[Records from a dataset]
-- Opening Marker --

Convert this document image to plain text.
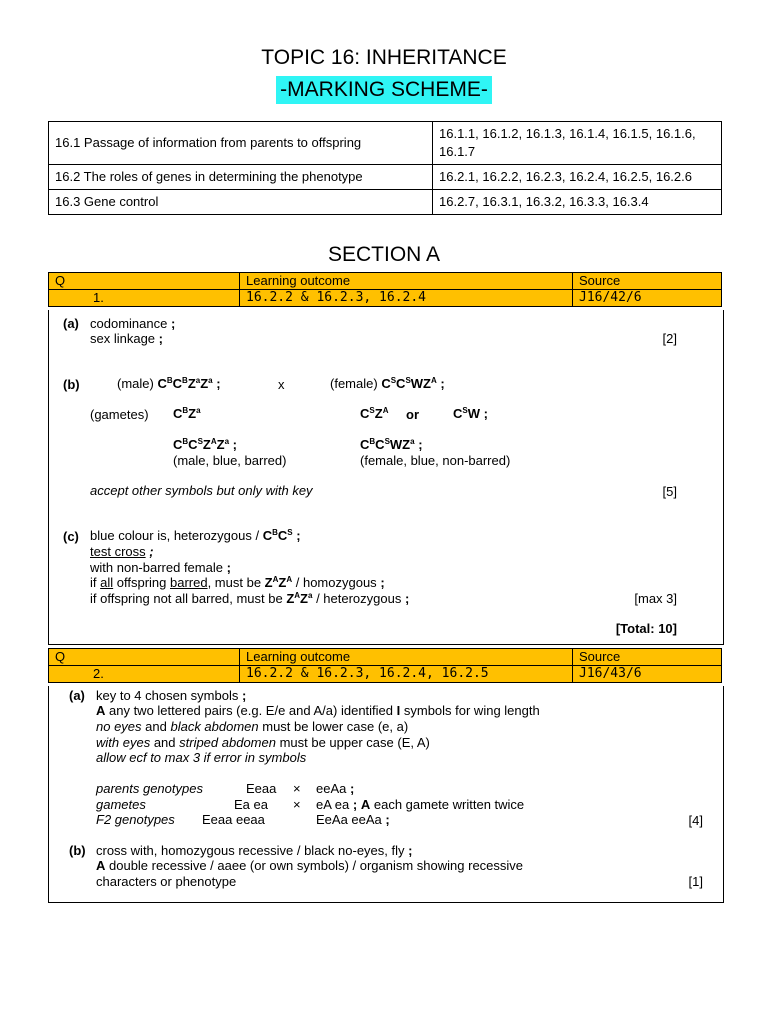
TOPIC 16: INHERITANCE
-MARKING SCHEME-
16.1 Passage of information from parents to offspring	16.1.1, 16.1.2, 16.1.3, 16.1.4, 16.1.5, 16.1.6, 16.1.7
16.2 The roles of genes in determining the phenotype	16.2.1, 16.2.2, 16.2.3, 16.2.4, 16.2.5, 16.2.6
16.3 Gene control	16.2.7, 16.3.1, 16.3.2, 16.3.3, 16.3.4
SECTION A
Q	Learning outcome	Source
1.	16.2.2 & 16.2.3, 16.2.4	J16/42/6
(a) codominance ;
sex linkage ;	[2]
(b)	(male) $C^BC^BZ^aZ^a$ ;	x	(female) $C^SC^SWZ^A$ ;
(gametes) $C^BZ^a$	$C^SZ^A$ or	$C^SW$ ;
$C^BC^SZ^AZ^a$ ;	$C^BC^SWZ^a$ ;
(male, blue, barred)	(female, blue, non-barred)
accept other symbols but only with key	[5]
(c) blue colour is, heterozygous / $C^BC^S$ ;
test cross ;
with non-barred female ;
if all offspring barred, must be $Z^AZ^A$ / homozygous ;
if offspring not all barred, must be $Z^AZ^a$ / heterozygous ;	[max 3]
[Total: 10]
Q	Learning outcome	Source
2.	16.2.2 & 16.2.3, 16.2.4, 16.2.5	J16/43/6
(a) key to 4 chosen symbols ;
A any two lettered pairs (e.g. E/e and A/a) identified I symbols for wing length
no eyes and black abdomen must be lower case (e, a)
with eyes and striped abdomen must be upper case (E, A)
allow ecf to max 3 if error in symbols
parents genotypes	Eeaa × eeAa ;
gametes	Ea ea × eA ea ; A each gamete written twice
F2 genotypes Eeaa eeaa	EeAa eeAa ;	[4]
(b) cross with, homozygous recessive / black no-eyes, fly ;
A double recessive / aaee (or own symbols) / organism showing recessive
characters or phenotype	[1]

-- Closing Marker --

Your instructions: Look over the entries above. Copy every line that contains the word "barred".

Exercise solution:
(male, blue, barred)	(female, blue, non-barred)
with non-barred female ;
if all offspring barred, must be $Z^AZ^A$ / homozygous ;
if offspring not all barred, must be $Z^AZ^a$ / heterozygous ;	[max 3]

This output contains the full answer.